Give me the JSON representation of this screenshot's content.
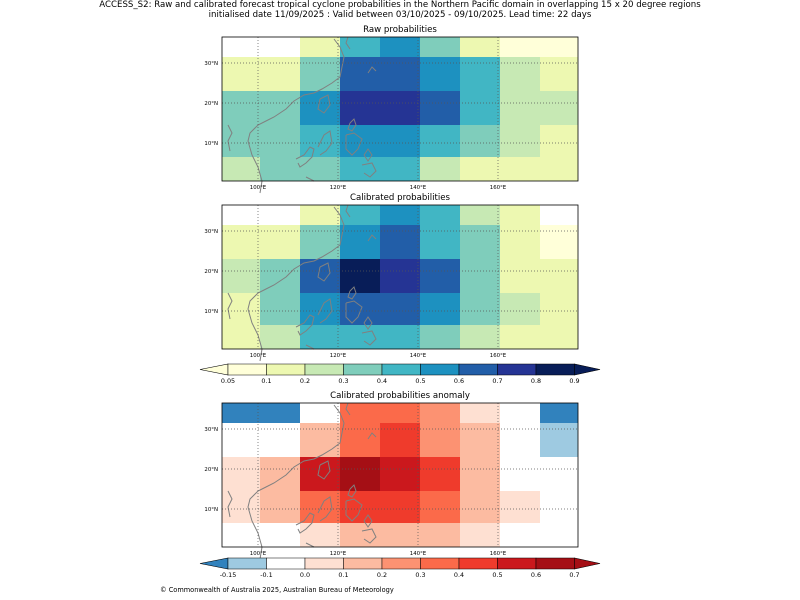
{
  "title": {
    "line1": "ACCESS_S2: Raw and calibrated forecast tropical cyclone probabilities in the Northern Pacific domain in overlapping 15 x 20 degree regions",
    "line2": "initialised date 11/09/2025 :  Valid between 03/10/2025 - 09/10/2025. Lead time: 22 days"
  },
  "footer": "© Commonwealth of Australia 2025, Australian Bureau of Meteorology",
  "colors": {
    "prob_bins": [
      "#ffffd9",
      "#edf8b1",
      "#c7e9b4",
      "#7fcdbb",
      "#41b6c4",
      "#1d91c0",
      "#225ea8",
      "#253494",
      "#081d58"
    ],
    "anom_bins": [
      "#3182bd",
      "#9ecae1",
      "#ffffff",
      "#fee0d2",
      "#fcbba1",
      "#fc9272",
      "#fb6a4a",
      "#ef3b2c",
      "#cb181d",
      "#a50f15"
    ],
    "coast": "#808080"
  },
  "map": {
    "lon_ticks": [
      "100°E",
      "120°E",
      "140°E",
      "160°E"
    ],
    "lat_ticks": [
      "30°N",
      "20°N",
      "10°N"
    ]
  },
  "panels": [
    {
      "title": "Raw probabilities",
      "bins": [
        [
          null,
          null,
          1,
          4,
          5,
          3,
          1,
          0,
          0
        ],
        [
          1,
          1,
          3,
          6,
          6,
          5,
          4,
          2,
          1
        ],
        [
          3,
          3,
          5,
          7,
          7,
          6,
          4,
          2,
          2
        ],
        [
          3,
          3,
          4,
          5,
          5,
          4,
          3,
          2,
          1
        ],
        [
          2,
          3,
          3,
          4,
          4,
          2,
          1,
          1,
          1
        ]
      ]
    },
    {
      "title": "Calibrated probabilities",
      "bins": [
        [
          null,
          null,
          1,
          4,
          5,
          4,
          2,
          1,
          null
        ],
        [
          1,
          1,
          3,
          5,
          6,
          4,
          3,
          1,
          0
        ],
        [
          2,
          3,
          6,
          8,
          7,
          6,
          3,
          1,
          1
        ],
        [
          1,
          3,
          5,
          6,
          6,
          5,
          3,
          2,
          1
        ],
        [
          1,
          2,
          4,
          4,
          4,
          3,
          2,
          1,
          1
        ]
      ]
    },
    {
      "title": "Calibrated probabilities anomaly",
      "bins": [
        [
          0,
          0,
          null,
          6,
          6,
          5,
          3,
          null,
          0
        ],
        [
          2,
          2,
          4,
          6,
          7,
          5,
          4,
          2,
          1
        ],
        [
          3,
          4,
          8,
          9,
          8,
          7,
          4,
          2,
          2
        ],
        [
          3,
          4,
          6,
          7,
          7,
          6,
          4,
          3,
          2
        ],
        [
          2,
          2,
          3,
          4,
          4,
          4,
          3,
          2,
          2
        ]
      ]
    }
  ],
  "colorbars": [
    {
      "labels": [
        "0.05",
        "0.1",
        "0.2",
        "0.3",
        "0.4",
        "0.5",
        "0.6",
        "0.7",
        "0.8",
        "0.9"
      ]
    },
    {
      "labels": [
        "-0.15",
        "-0.1",
        "0.0",
        "0.1",
        "0.2",
        "0.3",
        "0.4",
        "0.5",
        "0.6",
        "0.7"
      ]
    }
  ]
}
::::::::
Report each line in the data that holds the word "probabilities".

    "line1": "ACCESS_S2: Raw and calibrated forecast tropical cyclone probabilities in the Northern Pacific domain in overlapping 15 x 20 degree regions",
      "title": "Raw probabilities",
      "title": "Calibrated probabilities",
      "title": "Calibrated probabilities anomaly",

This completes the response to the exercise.